» **Given request**
Copy each line of the entries that contains the word "voldoende".

» **Given entries**
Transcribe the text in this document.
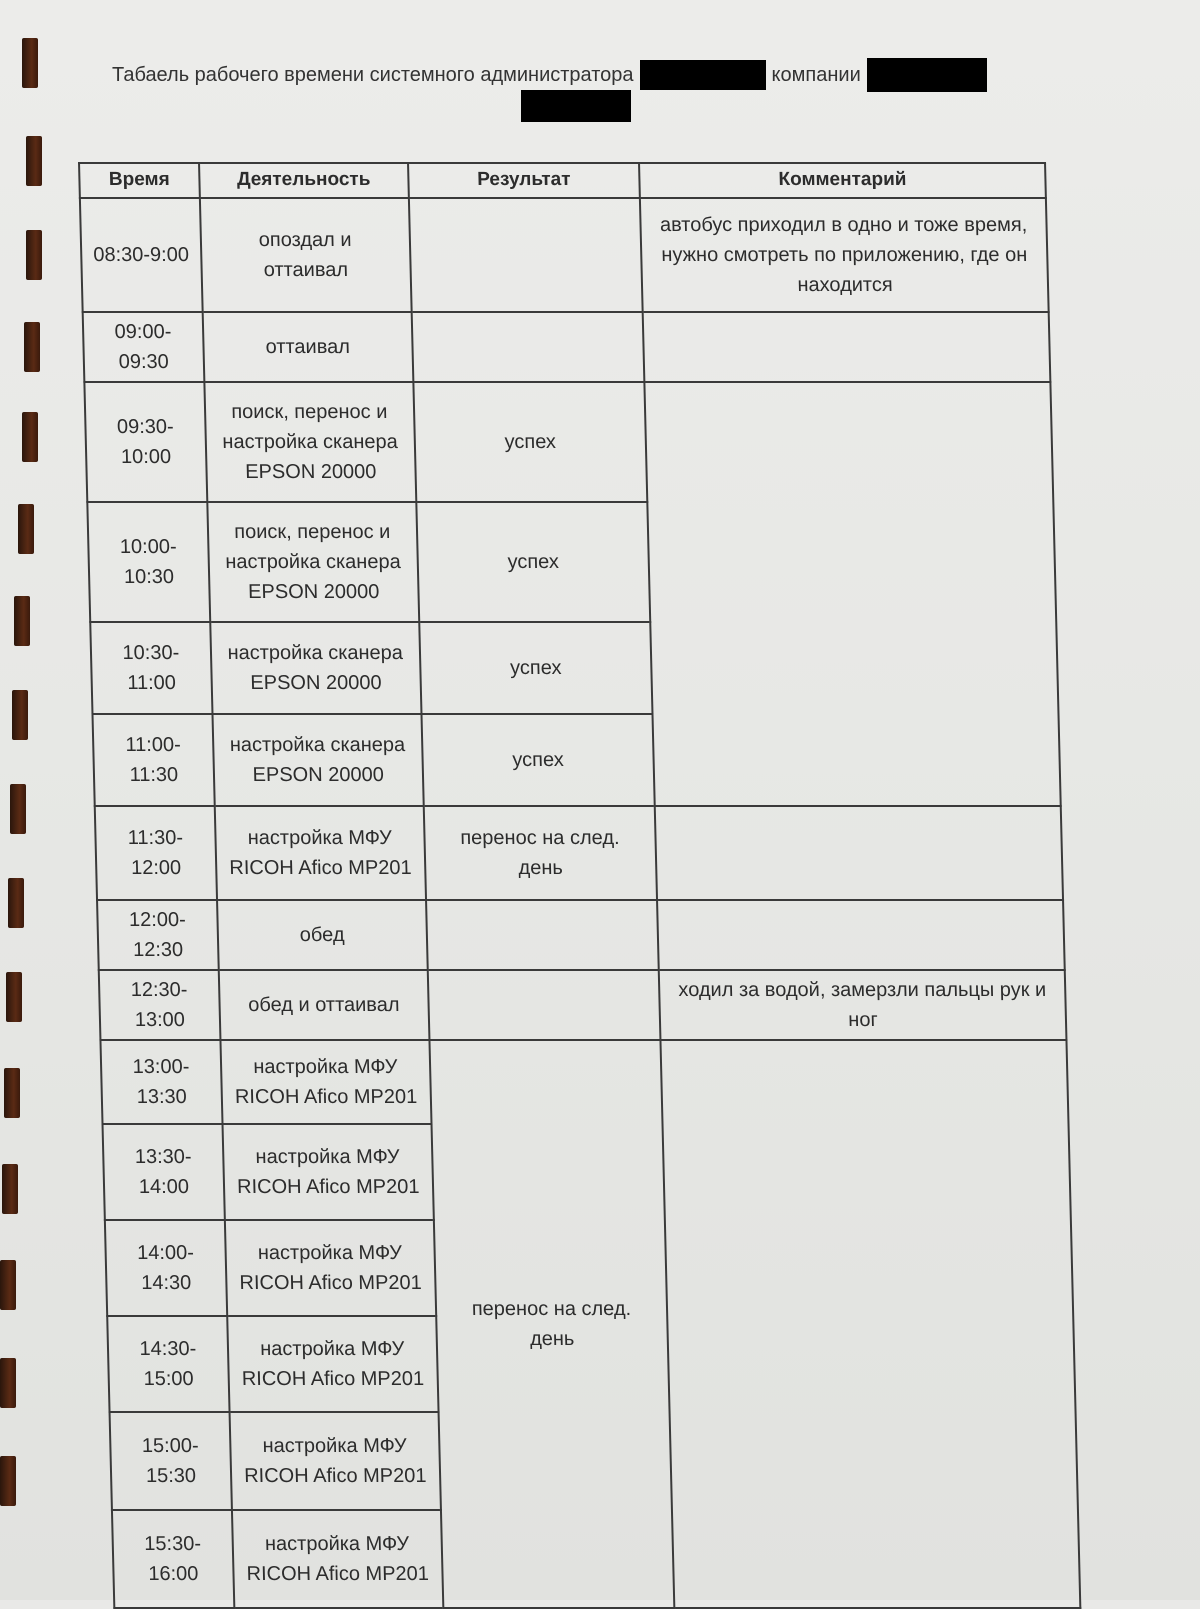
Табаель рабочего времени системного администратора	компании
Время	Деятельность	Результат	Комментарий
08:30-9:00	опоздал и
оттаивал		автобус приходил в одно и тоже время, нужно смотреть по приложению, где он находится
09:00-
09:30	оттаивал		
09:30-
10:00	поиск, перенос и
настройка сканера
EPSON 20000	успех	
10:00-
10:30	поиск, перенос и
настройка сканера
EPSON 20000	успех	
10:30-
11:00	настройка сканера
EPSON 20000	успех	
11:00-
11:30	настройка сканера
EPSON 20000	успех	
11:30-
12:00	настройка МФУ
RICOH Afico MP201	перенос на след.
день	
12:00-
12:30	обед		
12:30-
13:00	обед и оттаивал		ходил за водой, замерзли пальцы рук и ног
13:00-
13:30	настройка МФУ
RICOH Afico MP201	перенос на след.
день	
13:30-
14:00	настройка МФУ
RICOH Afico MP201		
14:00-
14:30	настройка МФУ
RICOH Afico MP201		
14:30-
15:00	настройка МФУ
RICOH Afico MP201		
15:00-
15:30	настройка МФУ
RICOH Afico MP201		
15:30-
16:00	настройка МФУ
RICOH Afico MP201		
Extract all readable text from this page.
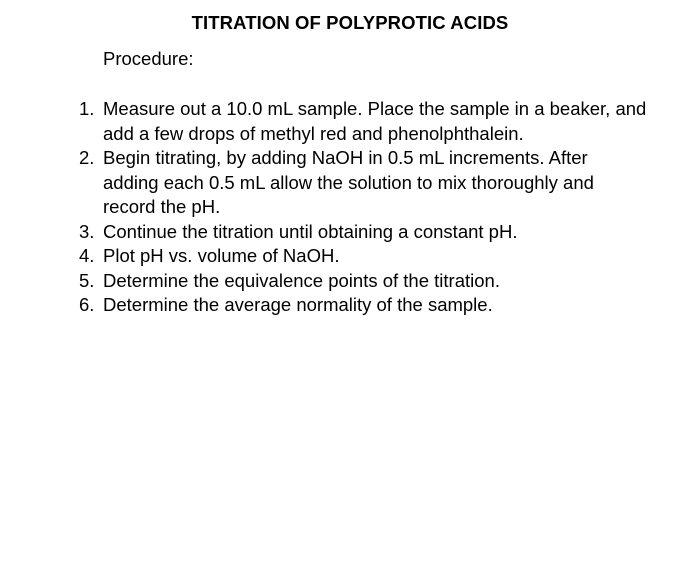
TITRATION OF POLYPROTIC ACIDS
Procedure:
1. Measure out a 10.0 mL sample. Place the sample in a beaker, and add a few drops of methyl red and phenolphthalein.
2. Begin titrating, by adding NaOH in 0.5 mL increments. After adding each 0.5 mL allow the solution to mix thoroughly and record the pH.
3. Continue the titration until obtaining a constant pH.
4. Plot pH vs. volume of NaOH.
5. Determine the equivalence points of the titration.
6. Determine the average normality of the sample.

...

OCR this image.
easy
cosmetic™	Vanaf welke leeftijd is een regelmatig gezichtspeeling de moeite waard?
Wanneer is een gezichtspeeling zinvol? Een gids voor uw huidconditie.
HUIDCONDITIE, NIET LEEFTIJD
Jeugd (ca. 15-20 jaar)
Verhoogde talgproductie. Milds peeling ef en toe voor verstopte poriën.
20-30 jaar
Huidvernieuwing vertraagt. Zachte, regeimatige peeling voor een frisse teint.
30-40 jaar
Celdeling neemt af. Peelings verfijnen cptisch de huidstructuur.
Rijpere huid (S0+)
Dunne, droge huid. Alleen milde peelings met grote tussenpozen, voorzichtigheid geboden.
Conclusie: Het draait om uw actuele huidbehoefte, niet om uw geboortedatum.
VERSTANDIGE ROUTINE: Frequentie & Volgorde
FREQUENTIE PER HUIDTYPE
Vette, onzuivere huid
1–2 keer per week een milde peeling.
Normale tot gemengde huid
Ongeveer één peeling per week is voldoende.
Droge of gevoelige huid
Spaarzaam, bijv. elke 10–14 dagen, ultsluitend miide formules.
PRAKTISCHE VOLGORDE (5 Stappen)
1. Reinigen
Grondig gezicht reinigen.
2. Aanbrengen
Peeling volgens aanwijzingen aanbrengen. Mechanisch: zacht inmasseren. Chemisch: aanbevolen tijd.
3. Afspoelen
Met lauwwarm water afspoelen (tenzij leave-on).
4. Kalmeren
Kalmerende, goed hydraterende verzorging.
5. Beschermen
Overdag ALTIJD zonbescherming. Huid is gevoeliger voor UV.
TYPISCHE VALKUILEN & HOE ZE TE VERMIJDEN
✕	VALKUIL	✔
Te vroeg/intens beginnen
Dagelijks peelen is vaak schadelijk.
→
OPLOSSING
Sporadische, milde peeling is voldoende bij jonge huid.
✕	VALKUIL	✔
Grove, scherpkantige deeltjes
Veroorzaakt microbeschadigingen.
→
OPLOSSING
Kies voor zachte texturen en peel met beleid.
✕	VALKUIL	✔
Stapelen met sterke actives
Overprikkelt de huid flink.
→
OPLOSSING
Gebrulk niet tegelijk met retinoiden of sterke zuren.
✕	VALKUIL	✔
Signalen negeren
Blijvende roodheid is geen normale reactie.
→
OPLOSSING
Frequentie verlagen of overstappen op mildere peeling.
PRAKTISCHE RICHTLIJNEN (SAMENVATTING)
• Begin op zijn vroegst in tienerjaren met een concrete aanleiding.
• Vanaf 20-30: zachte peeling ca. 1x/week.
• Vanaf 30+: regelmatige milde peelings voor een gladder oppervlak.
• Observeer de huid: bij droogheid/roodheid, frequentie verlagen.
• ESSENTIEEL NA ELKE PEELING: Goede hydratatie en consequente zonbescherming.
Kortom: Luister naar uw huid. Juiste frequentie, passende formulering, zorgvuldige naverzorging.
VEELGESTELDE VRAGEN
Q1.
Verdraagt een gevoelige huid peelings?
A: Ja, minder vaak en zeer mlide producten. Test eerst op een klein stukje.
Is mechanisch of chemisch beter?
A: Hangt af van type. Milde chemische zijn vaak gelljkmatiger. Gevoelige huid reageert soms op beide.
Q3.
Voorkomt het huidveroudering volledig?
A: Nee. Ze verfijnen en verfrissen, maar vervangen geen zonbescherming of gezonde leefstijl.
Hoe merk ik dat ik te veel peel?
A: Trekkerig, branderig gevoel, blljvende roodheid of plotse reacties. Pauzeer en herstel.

==

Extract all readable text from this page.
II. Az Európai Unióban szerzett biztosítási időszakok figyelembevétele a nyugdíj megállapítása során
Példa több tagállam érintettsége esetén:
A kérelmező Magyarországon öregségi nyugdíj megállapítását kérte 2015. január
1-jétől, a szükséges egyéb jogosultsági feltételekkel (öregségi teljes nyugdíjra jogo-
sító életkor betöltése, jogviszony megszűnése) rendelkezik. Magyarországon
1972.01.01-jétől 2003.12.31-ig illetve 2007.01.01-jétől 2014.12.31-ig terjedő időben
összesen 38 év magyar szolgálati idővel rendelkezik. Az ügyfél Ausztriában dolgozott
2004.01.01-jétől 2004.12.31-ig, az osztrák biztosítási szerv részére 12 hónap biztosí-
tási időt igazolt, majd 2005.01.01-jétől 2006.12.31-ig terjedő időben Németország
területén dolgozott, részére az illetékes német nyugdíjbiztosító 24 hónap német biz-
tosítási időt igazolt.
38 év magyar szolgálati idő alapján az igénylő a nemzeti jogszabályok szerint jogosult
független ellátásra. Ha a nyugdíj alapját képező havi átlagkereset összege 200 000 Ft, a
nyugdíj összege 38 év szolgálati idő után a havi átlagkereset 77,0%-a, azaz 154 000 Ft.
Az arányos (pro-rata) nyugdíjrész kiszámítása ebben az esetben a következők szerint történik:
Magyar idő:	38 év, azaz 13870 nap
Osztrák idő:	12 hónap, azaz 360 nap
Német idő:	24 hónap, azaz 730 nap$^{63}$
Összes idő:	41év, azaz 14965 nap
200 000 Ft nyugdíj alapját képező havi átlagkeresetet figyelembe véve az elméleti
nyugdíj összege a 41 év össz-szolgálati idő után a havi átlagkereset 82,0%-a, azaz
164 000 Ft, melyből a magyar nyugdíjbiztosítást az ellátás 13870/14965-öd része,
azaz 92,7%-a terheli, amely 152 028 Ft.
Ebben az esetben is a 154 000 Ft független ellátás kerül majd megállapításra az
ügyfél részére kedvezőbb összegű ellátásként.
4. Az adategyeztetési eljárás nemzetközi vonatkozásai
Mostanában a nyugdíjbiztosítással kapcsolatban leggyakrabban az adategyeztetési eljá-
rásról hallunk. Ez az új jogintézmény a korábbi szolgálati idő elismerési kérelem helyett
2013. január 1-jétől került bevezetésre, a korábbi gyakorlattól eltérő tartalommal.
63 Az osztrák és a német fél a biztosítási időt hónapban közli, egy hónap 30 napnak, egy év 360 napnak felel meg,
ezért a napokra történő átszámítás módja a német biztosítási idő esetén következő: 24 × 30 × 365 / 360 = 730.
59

» **Answer in full**
Ongeveer één peeling per week is voldoende.
Sporadische, milde peeling is voldoende bij jonge huid.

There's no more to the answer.